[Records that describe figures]

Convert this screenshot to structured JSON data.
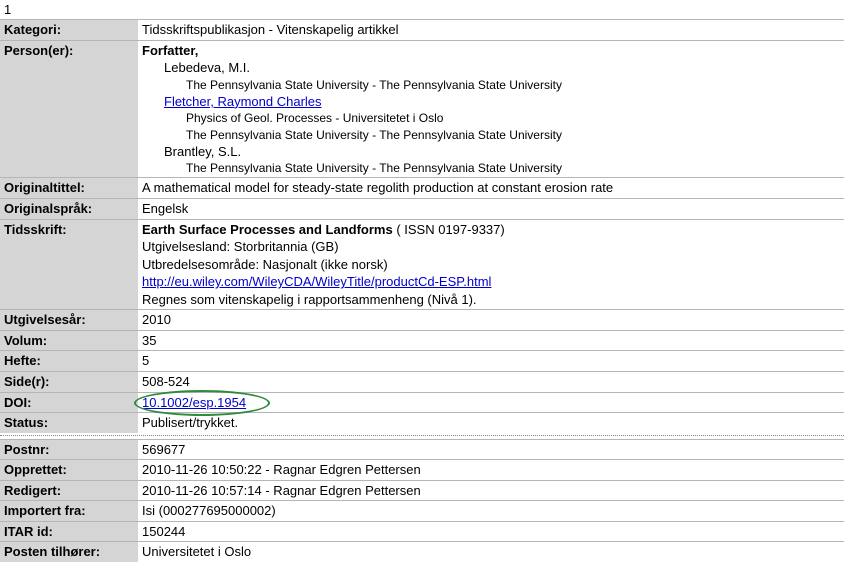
{
  "index": "1",
  "labels": {
    "kategori": "Kategori:",
    "personer": "Person(er):",
    "originaltittel": "Originaltittel:",
    "originalsprak": "Originalspråk:",
    "tidsskrift": "Tidsskrift:",
    "utgivelsesar": "Utgivelsesår:",
    "volum": "Volum:",
    "hefte": "Hefte:",
    "sider": "Side(r):",
    "doi": "DOI:",
    "status": "Status:",
    "postnr": "Postnr:",
    "opprettet": "Opprettet:",
    "redigert": "Redigert:",
    "importert": "Importert fra:",
    "itar": "ITAR id:",
    "tilhorer": "Posten tilhører:"
  },
  "kategori": "Tidsskriftspublikasjon - Vitenskapelig artikkel",
  "persons": {
    "role": "Forfatter,",
    "p1_name": "Lebedeva, M.I.",
    "p1_aff1": "The Pennsylvania State University - The Pennsylvania State University",
    "p2_name": "Fletcher, Raymond Charles",
    "p2_aff1": "Physics of Geol. Processes - Universitetet i Oslo",
    "p2_aff2": "The Pennsylvania State University - The Pennsylvania State University",
    "p3_name": "Brantley, S.L.",
    "p3_aff1": "The Pennsylvania State University - The Pennsylvania State University"
  },
  "originaltittel": "A mathematical model for steady-state regolith production at constant erosion rate",
  "originalsprak": "Engelsk",
  "tidsskrift": {
    "name": "Earth Surface Processes and Landforms",
    "issn": " ( ISSN 0197-9337)",
    "utgivelsesland": "Utgivelsesland: Storbritannia (GB)",
    "utbredelse": "Utbredelsesområde: Nasjonalt (ikke norsk)",
    "url": "http://eu.wiley.com/WileyCDA/WileyTitle/productCd-ESP.html",
    "vitenskapelig": "Regnes som vitenskapelig i rapportsammenheng (Nivå 1)."
  },
  "utgivelsesar": "2010",
  "volum": "35",
  "hefte": "5",
  "sider": "508-524",
  "doi": "10.1002/esp.1954",
  "status": "Publisert/trykket.",
  "postnr": "569677",
  "opprettet": "2010-11-26 10:50:22 - Ragnar Edgren Pettersen",
  "redigert": "2010-11-26 10:57:14 - Ragnar Edgren Pettersen",
  "importert": "Isi (000277695000002)",
  "itar": "150244",
  "tilhorer": "Universitetet i Oslo"
}
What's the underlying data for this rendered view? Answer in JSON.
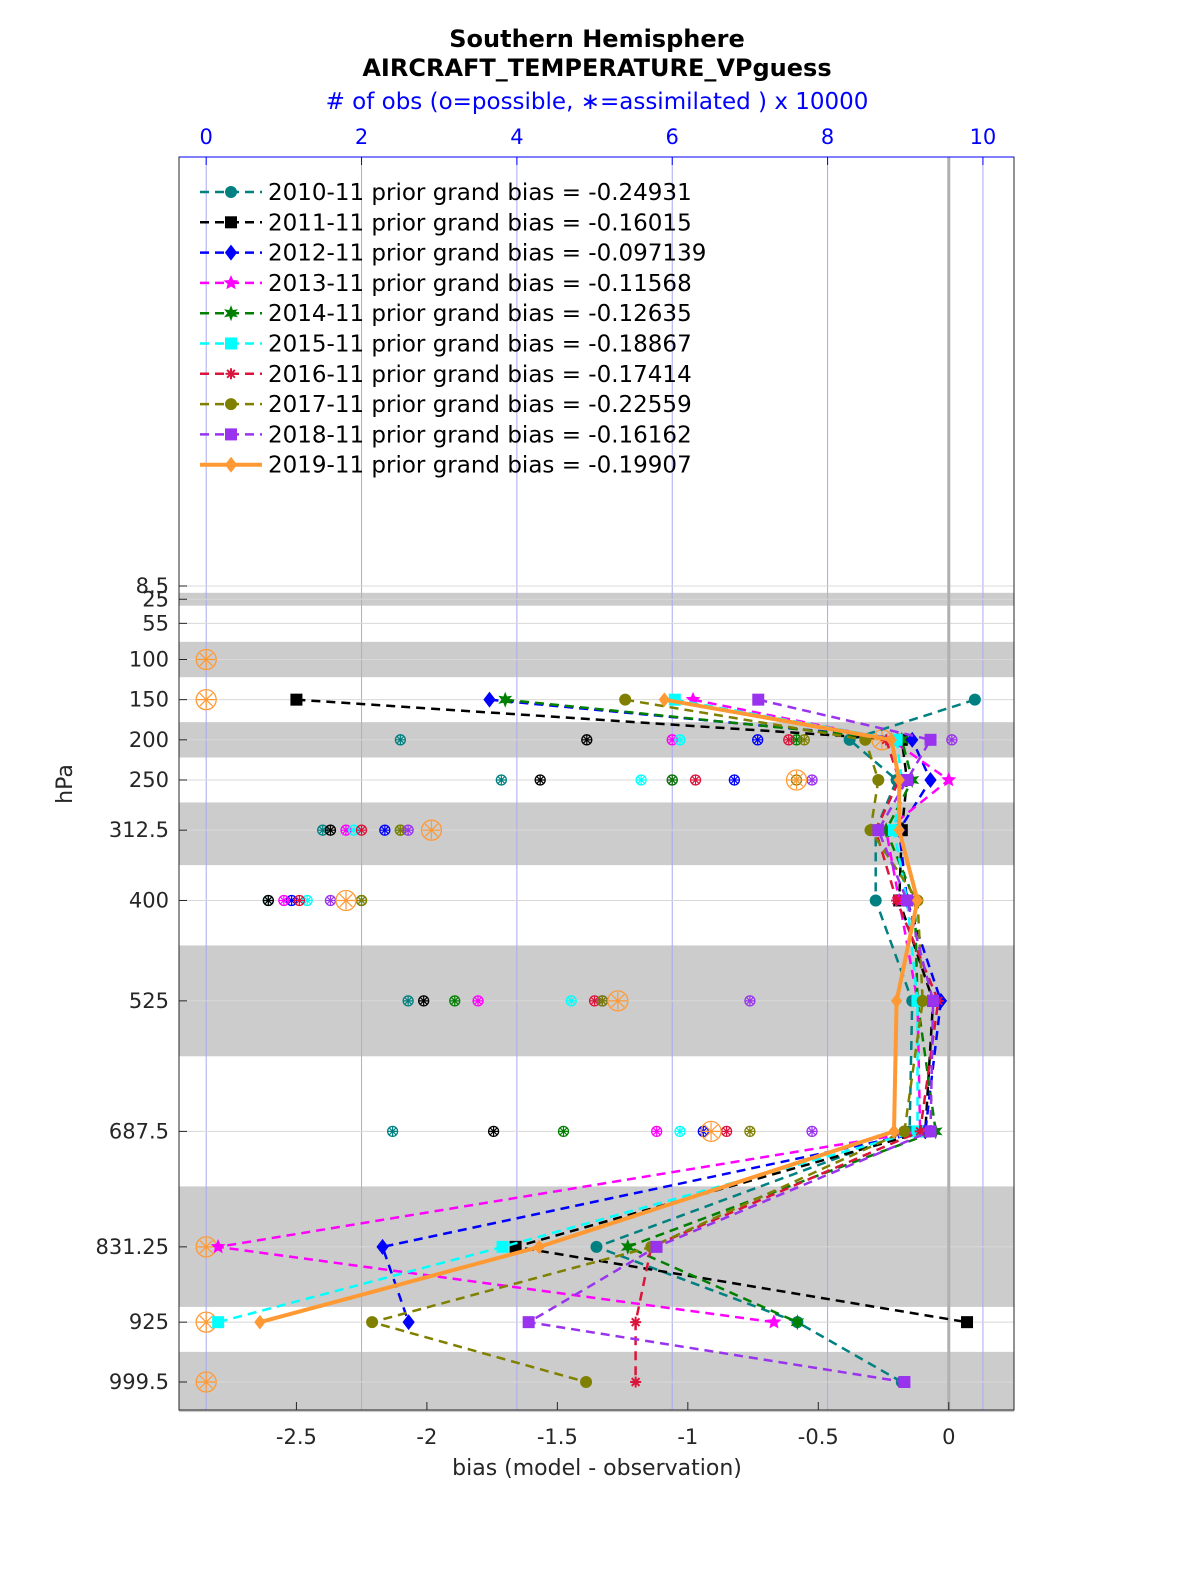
{
  "chart_data": {
    "type": "line",
    "title": "Southern Hemisphere",
    "subtitle": "AIRCRAFT_TEMPERATURE_VPguess",
    "top_axis_label": "# of obs (o=possible, ∗=assimilated ) x 10000",
    "xlabel": "bias (model - observation)",
    "ylabel": "hPa",
    "xlim": [
      -2.95,
      0.25
    ],
    "x_ticks": [
      "-2.5",
      "-2",
      "-1.5",
      "-1",
      "-0.5",
      "0"
    ],
    "x_tick_values": [
      -2.5,
      -2,
      -1.5,
      -1,
      -0.5,
      0
    ],
    "top_xlim": [
      -0.35,
      10.4
    ],
    "top_ticks": [
      "0",
      "2",
      "4",
      "6",
      "8",
      "10"
    ],
    "top_tick_values": [
      0,
      2,
      4,
      6,
      8,
      10
    ],
    "levels": [
      8.5,
      25,
      55,
      100,
      150,
      200,
      250,
      312.5,
      400,
      525,
      687.5,
      831.25,
      925,
      999.5
    ],
    "level_labels": [
      "8.5",
      "25",
      "55",
      "100",
      "150",
      "200",
      "250",
      "312.5",
      "400",
      "525",
      "687.5",
      "831.25",
      "925",
      "999.5"
    ],
    "shaded_bands": [
      [
        17,
        33
      ],
      [
        78,
        122
      ],
      [
        178,
        222
      ],
      [
        278,
        356
      ],
      [
        456,
        594
      ],
      [
        756,
        906
      ],
      [
        962,
        1037
      ]
    ],
    "zero_line": 0,
    "legend_position": "top-left",
    "series": [
      {
        "name": "2010-11 prior grand bias = -0.24931",
        "color": "#008080",
        "marker": "circle",
        "values": [
          null,
          null,
          null,
          null,
          0.1,
          -0.38,
          -0.2,
          -0.28,
          -0.28,
          -0.14,
          -0.15,
          -1.35,
          -0.58,
          -0.18
        ],
        "obs_possible": [
          null,
          null,
          null,
          null,
          null,
          2.5,
          3.8,
          1.5,
          0.8,
          2.6,
          2.4,
          null,
          null,
          null
        ],
        "obs_assimilated": [
          null,
          null,
          null,
          null,
          null,
          2.5,
          3.8,
          1.5,
          0.8,
          2.6,
          2.4,
          null,
          null,
          null
        ]
      },
      {
        "name": "2011-11 prior grand bias = -0.16015",
        "color": "#000000",
        "marker": "square",
        "values": [
          null,
          null,
          null,
          null,
          -2.5,
          -0.18,
          -0.16,
          -0.18,
          -0.19,
          -0.06,
          -0.09,
          -1.66,
          0.07,
          null
        ],
        "obs_possible": [
          null,
          null,
          null,
          null,
          null,
          4.9,
          4.3,
          1.6,
          0.8,
          2.8,
          3.7,
          null,
          null,
          null
        ],
        "obs_assimilated": [
          null,
          null,
          null,
          null,
          null,
          4.9,
          4.3,
          1.6,
          0.8,
          2.8,
          3.7,
          null,
          null,
          null
        ]
      },
      {
        "name": "2012-11 prior grand bias = -0.097139",
        "color": "#0000ff",
        "marker": "diamond",
        "values": [
          null,
          null,
          null,
          null,
          -1.76,
          -0.14,
          -0.07,
          -0.19,
          -0.16,
          -0.03,
          -0.09,
          -2.17,
          -2.07,
          null
        ],
        "obs_possible": [
          null,
          null,
          null,
          null,
          null,
          7.1,
          6.8,
          2.3,
          1.1,
          5.1,
          6.4,
          null,
          null,
          null
        ],
        "obs_assimilated": [
          null,
          null,
          null,
          null,
          null,
          7.1,
          6.8,
          2.3,
          1.1,
          5.1,
          6.4,
          null,
          null,
          null
        ]
      },
      {
        "name": "2013-11 prior grand bias = -0.11568",
        "color": "#ff00ff",
        "marker": "star",
        "values": [
          null,
          null,
          null,
          null,
          -0.98,
          -0.22,
          0.0,
          -0.24,
          -0.19,
          -0.12,
          -0.11,
          -2.8,
          -0.67,
          null
        ],
        "obs_possible": [
          null,
          null,
          null,
          null,
          null,
          6.0,
          6.0,
          1.8,
          1.0,
          3.5,
          5.8,
          null,
          null,
          null
        ],
        "obs_assimilated": [
          null,
          null,
          null,
          null,
          null,
          6.0,
          6.0,
          1.8,
          1.0,
          3.5,
          5.8,
          null,
          null,
          null
        ]
      },
      {
        "name": "2014-11 prior grand bias = -0.12635",
        "color": "#008000",
        "marker": "hexagram",
        "values": [
          null,
          null,
          null,
          null,
          -1.7,
          -0.18,
          -0.14,
          -0.24,
          -0.13,
          -0.12,
          -0.05,
          -1.23,
          -0.58,
          null
        ],
        "obs_possible": [
          null,
          null,
          null,
          null,
          null,
          7.6,
          6.0,
          2.5,
          2.0,
          3.2,
          4.6,
          null,
          null,
          null
        ],
        "obs_assimilated": [
          null,
          null,
          null,
          null,
          null,
          7.6,
          6.0,
          2.5,
          2.0,
          3.2,
          4.6,
          null,
          null,
          null
        ]
      },
      {
        "name": "2015-11 prior grand bias = -0.18867",
        "color": "#00ffff",
        "marker": "square",
        "values": [
          null,
          null,
          null,
          null,
          -1.05,
          -0.2,
          -0.18,
          -0.21,
          -0.16,
          -0.12,
          -0.12,
          -1.71,
          -2.8,
          null
        ],
        "obs_possible": [
          null,
          null,
          null,
          null,
          null,
          6.1,
          5.6,
          1.9,
          1.3,
          4.7,
          6.1,
          null,
          null,
          null
        ],
        "obs_assimilated": [
          null,
          null,
          null,
          null,
          null,
          6.1,
          5.6,
          1.9,
          1.3,
          4.7,
          6.1,
          null,
          null,
          null
        ]
      },
      {
        "name": "2016-11 prior grand bias = -0.17414",
        "color": "#dc143c",
        "marker": "asterisk",
        "values": [
          null,
          null,
          null,
          null,
          null,
          -0.24,
          -0.19,
          -0.28,
          -0.2,
          -0.04,
          -0.11,
          -1.14,
          -1.2,
          -1.2
        ],
        "obs_possible": [
          null,
          null,
          null,
          null,
          null,
          7.5,
          6.3,
          2.0,
          1.2,
          5.0,
          6.7,
          null,
          null,
          null
        ],
        "obs_assimilated": [
          null,
          null,
          null,
          null,
          null,
          7.5,
          6.3,
          2.0,
          1.2,
          5.0,
          6.7,
          null,
          null,
          null
        ]
      },
      {
        "name": "2017-11 prior grand bias = -0.22559",
        "color": "#808000",
        "marker": "circle",
        "values": [
          null,
          null,
          null,
          null,
          -1.24,
          -0.32,
          -0.27,
          -0.3,
          -0.12,
          -0.1,
          -0.17,
          -1.14,
          -2.21,
          -1.39
        ],
        "obs_possible": [
          null,
          null,
          null,
          null,
          null,
          7.7,
          7.6,
          2.5,
          2.0,
          5.1,
          7.0,
          null,
          null,
          null
        ],
        "obs_assimilated": [
          null,
          null,
          null,
          null,
          null,
          7.7,
          7.6,
          2.5,
          2.0,
          5.1,
          7.0,
          null,
          null,
          null
        ]
      },
      {
        "name": "2018-11 prior grand bias = -0.16162",
        "color": "#9933ee",
        "marker": "square",
        "values": [
          null,
          null,
          null,
          null,
          -0.73,
          -0.07,
          -0.16,
          -0.27,
          -0.16,
          -0.06,
          -0.07,
          -1.12,
          -1.61,
          -0.17
        ],
        "obs_possible": [
          null,
          null,
          null,
          null,
          null,
          9.6,
          7.8,
          2.6,
          1.6,
          7.0,
          7.8,
          null,
          null,
          null
        ],
        "obs_assimilated": [
          null,
          null,
          null,
          null,
          null,
          9.6,
          7.8,
          2.6,
          1.6,
          7.0,
          7.8,
          null,
          null,
          null
        ]
      },
      {
        "name": "2019-11 prior grand bias = -0.19907",
        "color": "#ff9933",
        "marker": "diamond",
        "values": [
          null,
          null,
          null,
          null,
          -1.09,
          -0.22,
          -0.19,
          -0.19,
          -0.12,
          -0.2,
          -0.21,
          -1.57,
          -2.64,
          null
        ],
        "obs_possible": [
          null,
          null,
          null,
          0.0,
          0.0,
          8.7,
          7.6,
          2.9,
          1.8,
          5.3,
          6.5,
          0.0,
          0.0,
          0.0
        ],
        "obs_assimilated": [
          null,
          null,
          null,
          0.0,
          0.0,
          8.7,
          7.6,
          2.9,
          1.8,
          5.3,
          6.5,
          0.0,
          0.0,
          0.0
        ]
      }
    ]
  }
}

WHAT THE EXERCISE ASKS:
Select the lines from the entries that include the word "tilhorer".

ANSWER FOR THIS EXERCISE:
    "tilhorer": "Posten tilhører:"
  "tilhorer": "Universitetet i Oslo"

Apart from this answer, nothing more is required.